Reproduce the full listing that appears beneath this instruction exactly.

++++++++++

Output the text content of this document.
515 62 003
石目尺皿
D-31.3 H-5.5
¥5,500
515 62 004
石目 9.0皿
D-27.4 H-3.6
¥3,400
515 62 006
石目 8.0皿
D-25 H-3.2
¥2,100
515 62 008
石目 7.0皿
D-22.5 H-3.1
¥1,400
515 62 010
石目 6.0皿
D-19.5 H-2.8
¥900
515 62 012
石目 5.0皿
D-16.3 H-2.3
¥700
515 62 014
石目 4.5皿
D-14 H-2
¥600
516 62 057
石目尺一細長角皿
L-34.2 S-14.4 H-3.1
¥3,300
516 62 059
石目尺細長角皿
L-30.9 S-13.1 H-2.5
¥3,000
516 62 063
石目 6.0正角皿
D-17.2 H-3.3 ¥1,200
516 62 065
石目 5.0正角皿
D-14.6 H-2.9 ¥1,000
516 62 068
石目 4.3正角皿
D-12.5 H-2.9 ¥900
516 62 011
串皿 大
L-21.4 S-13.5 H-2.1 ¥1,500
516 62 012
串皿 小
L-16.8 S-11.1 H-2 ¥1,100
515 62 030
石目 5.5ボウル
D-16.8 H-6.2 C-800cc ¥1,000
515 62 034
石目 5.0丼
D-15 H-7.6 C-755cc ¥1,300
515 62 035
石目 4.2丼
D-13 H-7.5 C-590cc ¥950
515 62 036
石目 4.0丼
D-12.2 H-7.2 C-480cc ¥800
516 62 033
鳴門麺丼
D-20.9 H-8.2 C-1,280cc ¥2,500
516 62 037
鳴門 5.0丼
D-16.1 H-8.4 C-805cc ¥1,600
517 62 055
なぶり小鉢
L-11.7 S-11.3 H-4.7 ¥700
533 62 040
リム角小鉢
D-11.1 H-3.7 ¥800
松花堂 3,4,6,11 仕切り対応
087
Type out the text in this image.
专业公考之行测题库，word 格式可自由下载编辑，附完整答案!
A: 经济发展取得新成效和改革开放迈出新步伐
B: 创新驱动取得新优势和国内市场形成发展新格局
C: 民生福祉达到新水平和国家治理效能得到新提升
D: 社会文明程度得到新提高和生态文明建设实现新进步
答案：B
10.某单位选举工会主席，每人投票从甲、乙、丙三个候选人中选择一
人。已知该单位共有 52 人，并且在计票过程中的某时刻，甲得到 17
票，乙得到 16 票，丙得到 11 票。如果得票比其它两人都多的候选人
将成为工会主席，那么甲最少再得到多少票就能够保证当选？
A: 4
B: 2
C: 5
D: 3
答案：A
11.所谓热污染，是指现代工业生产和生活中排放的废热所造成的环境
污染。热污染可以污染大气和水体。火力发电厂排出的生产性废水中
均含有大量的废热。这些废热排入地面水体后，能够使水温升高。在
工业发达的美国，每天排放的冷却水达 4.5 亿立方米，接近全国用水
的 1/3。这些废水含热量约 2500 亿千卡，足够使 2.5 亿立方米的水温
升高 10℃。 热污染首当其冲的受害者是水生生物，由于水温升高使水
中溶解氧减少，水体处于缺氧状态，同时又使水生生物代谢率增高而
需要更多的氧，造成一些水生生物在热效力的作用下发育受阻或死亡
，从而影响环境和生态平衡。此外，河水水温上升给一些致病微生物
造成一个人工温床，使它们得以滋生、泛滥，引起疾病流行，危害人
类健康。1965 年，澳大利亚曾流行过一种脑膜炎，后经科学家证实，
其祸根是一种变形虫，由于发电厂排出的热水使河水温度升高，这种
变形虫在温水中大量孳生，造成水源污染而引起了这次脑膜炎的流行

++++++++++

RESPONSE FOR THIS EXERCISE:
Output the text content of this document.
515 62 003
石目尺皿
D-31.3 H-5.5
¥5,500
515 62 004
石目 9.0皿
D-27.4 H-3.6
¥3,400
515 62 006
石目 8.0皿
D-25 H-3.2
¥2,100
515 62 008
石目 7.0皿
D-22.5 H-3.1
¥1,400
515 62 010
石目 6.0皿
D-19.5 H-2.8
¥900
515 62 012
石目 5.0皿
D-16.3 H-2.3
¥700
515 62 014
石目 4.5皿
D-14 H-2
¥600
516 62 057
石目尺一細長角皿
L-34.2 S-14.4 H-3.1
¥3,300
516 62 059
石目尺細長角皿
L-30.9 S-13.1 H-2.5
¥3,000
516 62 063
石目 6.0正角皿
D-17.2 H-3.3 ¥1,200
516 62 065
石目 5.0正角皿
D-14.6 H-2.9 ¥1,000
516 62 068
石目 4.3正角皿
D-12.5 H-2.9 ¥900
516 62 011
串皿 大
L-21.4 S-13.5 H-2.1 ¥1,500
516 62 012
串皿 小
L-16.8 S-11.1 H-2 ¥1,100
515 62 030
石目 5.5ボウル
D-16.8 H-6.2 C-800cc ¥1,000
515 62 034
石目 5.0丼
D-15 H-7.6 C-755cc ¥1,300
515 62 035
石目 4.2丼
D-13 H-7.5 C-590cc ¥950
515 62 036
石目 4.0丼
D-12.2 H-7.2 C-480cc ¥800
516 62 033
鳴門麺丼
D-20.9 H-8.2 C-1,280cc ¥2,500
516 62 037
鳴門 5.0丼
D-16.1 H-8.4 C-805cc ¥1,600
517 62 055
なぶり小鉢
L-11.7 S-11.3 H-4.7 ¥700
533 62 040
リム角小鉢
D-11.1 H-3.7 ¥800
松花堂 3,4,6,11 仕切り対応
087
Type out the text in this image.
专业公考之行测题库，word 格式可自由下载编辑，附完整答案!
A: 经济发展取得新成效和改革开放迈出新步伐
B: 创新驱动取得新优势和国内市场形成发展新格局
C: 民生福祉达到新水平和国家治理效能得到新提升
D: 社会文明程度得到新提高和生态文明建设实现新进步
答案：B
10.某单位选举工会主席，每人投票从甲、乙、丙三个候选人中选择一
人。已知该单位共有 52 人，并且在计票过程中的某时刻，甲得到 17
票，乙得到 16 票，丙得到 11 票。如果得票比其它两人都多的候选人
将成为工会主席，那么甲最少再得到多少票就能够保证当选？
A: 4
B: 2
C: 5
D: 3
答案：A
11.所谓热污染，是指现代工业生产和生活中排放的废热所造成的环境
污染。热污染可以污染大气和水体。火力发电厂排出的生产性废水中
均含有大量的废热。这些废热排入地面水体后，能够使水温升高。在
工业发达的美国，每天排放的冷却水达 4.5 亿立方米，接近全国用水
的 1/3。这些废水含热量约 2500 亿千卡，足够使 2.5 亿立方米的水温
升高 10℃。 热污染首当其冲的受害者是水生生物，由于水温升高使水
中溶解氧减少，水体处于缺氧状态，同时又使水生生物代谢率增高而
需要更多的氧，造成一些水生生物在热效力的作用下发育受阻或死亡
，从而影响环境和生态平衡。此外，河水水温上升给一些致病微生物
造成一个人工温床，使它们得以滋生、泛滥，引起疾病流行，危害人
类健康。1965 年，澳大利亚曾流行过一种脑膜炎，后经科学家证实，
其祸根是一种变形虫，由于发电厂排出的热水使河水温度升高，这种
变形虫在温水中大量孳生，造成水源污染而引起了这次脑膜炎的流行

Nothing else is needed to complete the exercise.